**Entries from a dataset:**
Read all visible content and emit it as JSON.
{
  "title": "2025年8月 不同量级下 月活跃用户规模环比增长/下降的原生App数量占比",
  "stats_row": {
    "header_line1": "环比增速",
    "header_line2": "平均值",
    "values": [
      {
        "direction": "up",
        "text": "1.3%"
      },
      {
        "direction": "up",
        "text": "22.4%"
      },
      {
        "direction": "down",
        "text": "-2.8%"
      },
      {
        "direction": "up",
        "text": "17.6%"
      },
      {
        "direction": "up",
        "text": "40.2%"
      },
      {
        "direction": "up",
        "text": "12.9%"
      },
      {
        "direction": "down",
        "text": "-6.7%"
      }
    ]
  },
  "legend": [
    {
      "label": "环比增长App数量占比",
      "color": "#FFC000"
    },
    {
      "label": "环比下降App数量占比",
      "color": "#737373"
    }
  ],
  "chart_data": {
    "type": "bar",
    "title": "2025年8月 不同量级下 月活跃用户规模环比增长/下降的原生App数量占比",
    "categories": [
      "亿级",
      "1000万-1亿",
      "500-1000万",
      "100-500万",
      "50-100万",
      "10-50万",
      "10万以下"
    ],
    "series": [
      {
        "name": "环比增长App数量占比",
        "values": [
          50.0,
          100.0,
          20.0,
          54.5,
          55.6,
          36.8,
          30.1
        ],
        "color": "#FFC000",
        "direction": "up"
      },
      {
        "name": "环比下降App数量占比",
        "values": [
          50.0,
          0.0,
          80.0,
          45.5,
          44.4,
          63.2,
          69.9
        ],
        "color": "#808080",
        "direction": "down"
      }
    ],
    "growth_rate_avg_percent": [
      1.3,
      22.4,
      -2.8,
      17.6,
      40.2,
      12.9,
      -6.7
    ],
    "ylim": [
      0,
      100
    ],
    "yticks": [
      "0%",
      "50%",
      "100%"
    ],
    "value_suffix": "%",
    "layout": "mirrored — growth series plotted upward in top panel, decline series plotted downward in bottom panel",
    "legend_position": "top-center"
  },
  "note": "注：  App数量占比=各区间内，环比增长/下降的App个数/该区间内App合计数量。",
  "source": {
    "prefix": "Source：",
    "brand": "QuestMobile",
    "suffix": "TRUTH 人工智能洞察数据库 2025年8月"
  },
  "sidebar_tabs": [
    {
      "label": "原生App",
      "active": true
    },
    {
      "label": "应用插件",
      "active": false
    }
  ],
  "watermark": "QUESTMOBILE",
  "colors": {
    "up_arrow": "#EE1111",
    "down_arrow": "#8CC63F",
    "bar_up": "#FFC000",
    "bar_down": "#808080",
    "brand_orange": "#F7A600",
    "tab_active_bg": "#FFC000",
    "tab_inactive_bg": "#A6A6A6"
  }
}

...

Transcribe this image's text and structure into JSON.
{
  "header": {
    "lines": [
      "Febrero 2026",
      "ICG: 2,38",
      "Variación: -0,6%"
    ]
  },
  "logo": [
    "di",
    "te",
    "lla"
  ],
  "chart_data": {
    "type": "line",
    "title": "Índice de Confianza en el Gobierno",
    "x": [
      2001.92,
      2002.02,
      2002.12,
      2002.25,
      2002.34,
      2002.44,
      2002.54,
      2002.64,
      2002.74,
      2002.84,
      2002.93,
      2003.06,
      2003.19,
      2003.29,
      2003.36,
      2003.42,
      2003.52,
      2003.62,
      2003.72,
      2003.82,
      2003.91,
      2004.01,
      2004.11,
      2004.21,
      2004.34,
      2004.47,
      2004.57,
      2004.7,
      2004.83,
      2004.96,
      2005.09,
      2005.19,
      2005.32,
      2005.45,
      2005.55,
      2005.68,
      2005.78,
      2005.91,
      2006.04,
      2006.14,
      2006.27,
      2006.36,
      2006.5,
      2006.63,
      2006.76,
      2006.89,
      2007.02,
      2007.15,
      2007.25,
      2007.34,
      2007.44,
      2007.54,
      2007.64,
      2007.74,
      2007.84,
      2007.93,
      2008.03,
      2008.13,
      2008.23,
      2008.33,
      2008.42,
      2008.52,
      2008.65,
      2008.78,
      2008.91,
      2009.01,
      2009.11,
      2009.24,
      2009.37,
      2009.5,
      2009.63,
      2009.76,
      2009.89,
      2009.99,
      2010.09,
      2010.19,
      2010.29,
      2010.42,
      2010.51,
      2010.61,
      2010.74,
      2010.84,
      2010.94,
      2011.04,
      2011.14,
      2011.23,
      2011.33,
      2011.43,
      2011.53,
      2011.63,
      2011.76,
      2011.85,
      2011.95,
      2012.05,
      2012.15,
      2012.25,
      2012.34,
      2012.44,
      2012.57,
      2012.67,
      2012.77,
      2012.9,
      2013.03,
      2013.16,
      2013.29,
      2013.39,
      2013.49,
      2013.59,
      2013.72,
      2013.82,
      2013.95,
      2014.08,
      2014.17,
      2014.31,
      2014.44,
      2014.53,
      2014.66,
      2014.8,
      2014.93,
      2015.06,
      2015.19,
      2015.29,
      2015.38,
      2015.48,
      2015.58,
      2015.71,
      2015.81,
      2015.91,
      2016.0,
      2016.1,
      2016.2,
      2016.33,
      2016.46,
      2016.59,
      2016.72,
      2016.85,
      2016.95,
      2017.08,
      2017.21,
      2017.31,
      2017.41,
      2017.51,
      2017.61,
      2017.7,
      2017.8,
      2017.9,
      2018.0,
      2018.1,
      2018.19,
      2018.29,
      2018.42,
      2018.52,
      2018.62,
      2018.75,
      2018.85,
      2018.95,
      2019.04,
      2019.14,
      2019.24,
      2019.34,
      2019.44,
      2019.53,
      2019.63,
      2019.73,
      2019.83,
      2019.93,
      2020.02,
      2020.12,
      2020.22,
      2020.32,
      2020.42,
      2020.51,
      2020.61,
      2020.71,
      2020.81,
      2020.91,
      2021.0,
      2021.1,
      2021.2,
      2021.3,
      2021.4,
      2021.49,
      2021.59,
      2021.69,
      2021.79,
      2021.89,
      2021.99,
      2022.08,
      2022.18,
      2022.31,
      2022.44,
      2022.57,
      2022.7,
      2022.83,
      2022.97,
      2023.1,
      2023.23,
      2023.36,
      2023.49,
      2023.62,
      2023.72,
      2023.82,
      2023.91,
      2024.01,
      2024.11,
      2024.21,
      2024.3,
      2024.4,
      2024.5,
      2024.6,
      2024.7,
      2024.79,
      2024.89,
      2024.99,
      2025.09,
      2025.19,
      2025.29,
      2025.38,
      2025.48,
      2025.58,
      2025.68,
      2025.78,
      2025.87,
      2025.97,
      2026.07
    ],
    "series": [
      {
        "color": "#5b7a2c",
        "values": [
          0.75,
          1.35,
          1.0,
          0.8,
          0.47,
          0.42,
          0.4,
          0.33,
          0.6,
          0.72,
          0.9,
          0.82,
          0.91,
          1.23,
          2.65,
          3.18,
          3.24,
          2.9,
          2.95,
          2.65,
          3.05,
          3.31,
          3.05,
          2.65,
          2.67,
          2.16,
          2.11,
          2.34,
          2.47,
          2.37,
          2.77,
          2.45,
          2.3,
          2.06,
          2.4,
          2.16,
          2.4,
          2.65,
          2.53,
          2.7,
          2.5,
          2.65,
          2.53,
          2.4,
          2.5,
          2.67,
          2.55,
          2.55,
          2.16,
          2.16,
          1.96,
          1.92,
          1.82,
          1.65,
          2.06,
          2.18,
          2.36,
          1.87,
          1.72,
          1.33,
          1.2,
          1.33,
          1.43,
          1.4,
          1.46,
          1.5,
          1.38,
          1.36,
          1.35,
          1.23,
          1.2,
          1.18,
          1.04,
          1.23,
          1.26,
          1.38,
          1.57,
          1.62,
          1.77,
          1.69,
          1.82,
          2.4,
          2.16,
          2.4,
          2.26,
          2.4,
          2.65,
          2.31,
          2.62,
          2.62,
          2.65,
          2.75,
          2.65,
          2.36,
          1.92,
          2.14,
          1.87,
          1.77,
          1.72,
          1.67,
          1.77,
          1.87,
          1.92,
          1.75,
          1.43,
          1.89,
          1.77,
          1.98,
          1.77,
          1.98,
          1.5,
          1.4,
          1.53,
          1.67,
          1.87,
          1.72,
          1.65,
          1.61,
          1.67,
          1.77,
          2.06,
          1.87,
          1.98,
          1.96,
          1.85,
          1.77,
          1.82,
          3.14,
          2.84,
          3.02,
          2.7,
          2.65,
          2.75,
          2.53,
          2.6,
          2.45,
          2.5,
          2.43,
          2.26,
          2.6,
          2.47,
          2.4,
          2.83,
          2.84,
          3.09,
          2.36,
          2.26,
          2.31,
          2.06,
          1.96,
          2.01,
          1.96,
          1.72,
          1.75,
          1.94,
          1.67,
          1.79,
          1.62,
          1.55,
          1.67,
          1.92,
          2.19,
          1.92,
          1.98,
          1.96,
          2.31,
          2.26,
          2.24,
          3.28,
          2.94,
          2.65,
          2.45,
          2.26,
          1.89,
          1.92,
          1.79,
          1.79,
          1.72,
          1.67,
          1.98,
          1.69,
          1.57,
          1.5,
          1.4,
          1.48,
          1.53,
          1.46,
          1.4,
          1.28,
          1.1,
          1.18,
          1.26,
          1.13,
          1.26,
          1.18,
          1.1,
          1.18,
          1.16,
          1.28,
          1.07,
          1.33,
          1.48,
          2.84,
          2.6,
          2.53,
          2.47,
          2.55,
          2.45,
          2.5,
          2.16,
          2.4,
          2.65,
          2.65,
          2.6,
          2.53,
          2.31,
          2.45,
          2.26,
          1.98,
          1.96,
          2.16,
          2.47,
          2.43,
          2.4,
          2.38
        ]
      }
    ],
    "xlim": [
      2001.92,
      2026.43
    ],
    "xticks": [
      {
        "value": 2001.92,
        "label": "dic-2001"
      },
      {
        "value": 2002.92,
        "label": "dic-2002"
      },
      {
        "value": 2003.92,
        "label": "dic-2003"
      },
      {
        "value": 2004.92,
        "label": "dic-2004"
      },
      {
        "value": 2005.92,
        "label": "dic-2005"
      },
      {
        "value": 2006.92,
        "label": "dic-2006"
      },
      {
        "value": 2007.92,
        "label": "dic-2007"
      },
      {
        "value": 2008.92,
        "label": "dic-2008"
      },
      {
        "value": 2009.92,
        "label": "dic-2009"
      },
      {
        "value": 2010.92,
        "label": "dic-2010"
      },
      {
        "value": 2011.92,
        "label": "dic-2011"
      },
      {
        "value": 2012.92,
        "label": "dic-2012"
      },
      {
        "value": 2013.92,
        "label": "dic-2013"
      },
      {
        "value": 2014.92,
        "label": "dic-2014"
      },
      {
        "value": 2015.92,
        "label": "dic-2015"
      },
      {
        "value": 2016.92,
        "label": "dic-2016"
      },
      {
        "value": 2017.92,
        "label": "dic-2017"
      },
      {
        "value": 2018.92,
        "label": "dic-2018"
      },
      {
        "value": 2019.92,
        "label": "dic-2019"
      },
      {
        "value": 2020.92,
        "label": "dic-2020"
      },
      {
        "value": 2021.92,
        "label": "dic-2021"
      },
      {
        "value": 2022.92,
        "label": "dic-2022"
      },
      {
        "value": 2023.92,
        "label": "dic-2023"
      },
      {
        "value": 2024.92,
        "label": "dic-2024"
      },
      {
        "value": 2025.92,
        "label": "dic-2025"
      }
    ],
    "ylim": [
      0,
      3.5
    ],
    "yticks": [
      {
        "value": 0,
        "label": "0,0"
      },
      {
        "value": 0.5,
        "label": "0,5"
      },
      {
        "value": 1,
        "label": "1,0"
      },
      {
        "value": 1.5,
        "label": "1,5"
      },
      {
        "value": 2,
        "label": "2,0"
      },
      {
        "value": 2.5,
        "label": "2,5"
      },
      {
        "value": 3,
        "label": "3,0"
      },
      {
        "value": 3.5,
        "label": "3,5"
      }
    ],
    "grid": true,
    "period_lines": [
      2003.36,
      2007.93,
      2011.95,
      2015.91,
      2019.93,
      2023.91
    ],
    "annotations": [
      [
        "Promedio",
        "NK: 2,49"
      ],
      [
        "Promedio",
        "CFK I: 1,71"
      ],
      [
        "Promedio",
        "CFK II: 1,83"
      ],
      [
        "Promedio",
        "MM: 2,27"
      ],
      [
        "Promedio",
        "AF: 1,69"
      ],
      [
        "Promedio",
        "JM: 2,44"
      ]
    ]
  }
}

* * *

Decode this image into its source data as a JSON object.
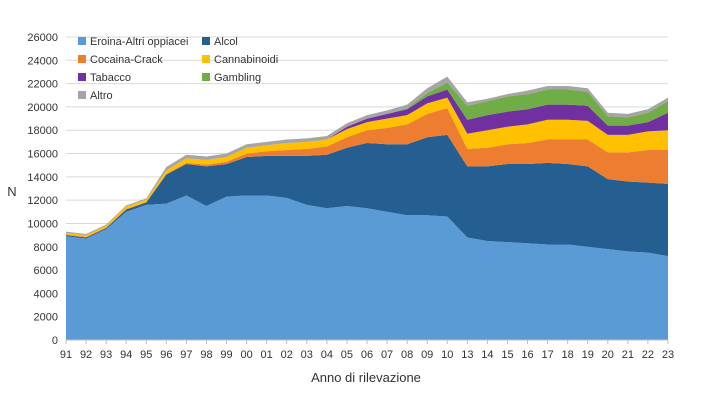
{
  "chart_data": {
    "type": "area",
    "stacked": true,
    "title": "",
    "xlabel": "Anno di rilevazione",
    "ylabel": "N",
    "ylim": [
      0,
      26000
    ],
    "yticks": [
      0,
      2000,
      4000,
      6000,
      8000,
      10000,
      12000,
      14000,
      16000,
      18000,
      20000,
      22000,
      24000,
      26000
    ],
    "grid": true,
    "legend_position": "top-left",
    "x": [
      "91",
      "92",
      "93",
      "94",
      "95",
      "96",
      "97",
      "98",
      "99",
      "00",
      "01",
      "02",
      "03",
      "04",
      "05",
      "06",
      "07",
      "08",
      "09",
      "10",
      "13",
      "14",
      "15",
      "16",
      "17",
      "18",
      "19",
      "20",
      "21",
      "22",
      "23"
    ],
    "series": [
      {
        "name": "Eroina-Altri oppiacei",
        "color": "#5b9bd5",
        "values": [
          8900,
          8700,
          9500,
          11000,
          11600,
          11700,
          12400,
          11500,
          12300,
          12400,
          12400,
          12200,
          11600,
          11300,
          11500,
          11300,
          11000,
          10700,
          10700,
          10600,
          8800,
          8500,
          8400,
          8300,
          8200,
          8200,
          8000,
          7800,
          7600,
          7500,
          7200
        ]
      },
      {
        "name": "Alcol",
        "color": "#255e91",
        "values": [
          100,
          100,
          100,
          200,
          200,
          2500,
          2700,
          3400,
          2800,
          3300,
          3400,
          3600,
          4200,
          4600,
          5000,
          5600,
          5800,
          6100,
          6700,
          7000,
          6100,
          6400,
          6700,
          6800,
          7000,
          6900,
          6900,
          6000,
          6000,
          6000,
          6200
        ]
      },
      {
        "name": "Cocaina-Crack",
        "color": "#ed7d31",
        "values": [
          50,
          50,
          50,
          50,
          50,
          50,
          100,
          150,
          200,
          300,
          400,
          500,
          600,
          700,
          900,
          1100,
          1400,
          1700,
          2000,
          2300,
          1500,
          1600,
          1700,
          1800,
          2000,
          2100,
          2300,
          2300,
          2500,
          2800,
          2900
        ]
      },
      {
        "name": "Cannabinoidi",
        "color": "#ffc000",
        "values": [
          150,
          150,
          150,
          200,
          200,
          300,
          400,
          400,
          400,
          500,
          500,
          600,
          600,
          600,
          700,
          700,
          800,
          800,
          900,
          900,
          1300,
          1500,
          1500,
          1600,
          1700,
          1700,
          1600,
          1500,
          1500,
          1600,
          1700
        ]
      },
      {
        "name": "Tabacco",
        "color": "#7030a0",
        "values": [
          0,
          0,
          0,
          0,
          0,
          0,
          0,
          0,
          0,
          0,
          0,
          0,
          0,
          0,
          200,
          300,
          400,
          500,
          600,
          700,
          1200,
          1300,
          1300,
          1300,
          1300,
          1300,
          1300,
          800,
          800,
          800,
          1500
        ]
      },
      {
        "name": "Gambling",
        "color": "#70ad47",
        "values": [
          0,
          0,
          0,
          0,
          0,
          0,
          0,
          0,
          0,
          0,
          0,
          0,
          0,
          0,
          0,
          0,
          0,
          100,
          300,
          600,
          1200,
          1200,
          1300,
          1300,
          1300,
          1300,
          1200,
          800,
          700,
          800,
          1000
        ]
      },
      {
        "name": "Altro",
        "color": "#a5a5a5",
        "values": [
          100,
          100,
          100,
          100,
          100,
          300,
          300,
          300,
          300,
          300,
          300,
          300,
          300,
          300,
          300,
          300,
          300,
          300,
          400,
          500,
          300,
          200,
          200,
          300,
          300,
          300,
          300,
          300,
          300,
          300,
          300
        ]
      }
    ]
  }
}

**GIVEN PROBLEM:**
Return each line of the listing that holds the string "image".

**TASK SOLUTION:**
Transcribe this image's text and structure into JSON.
Decode this image into its source data as a JSON object.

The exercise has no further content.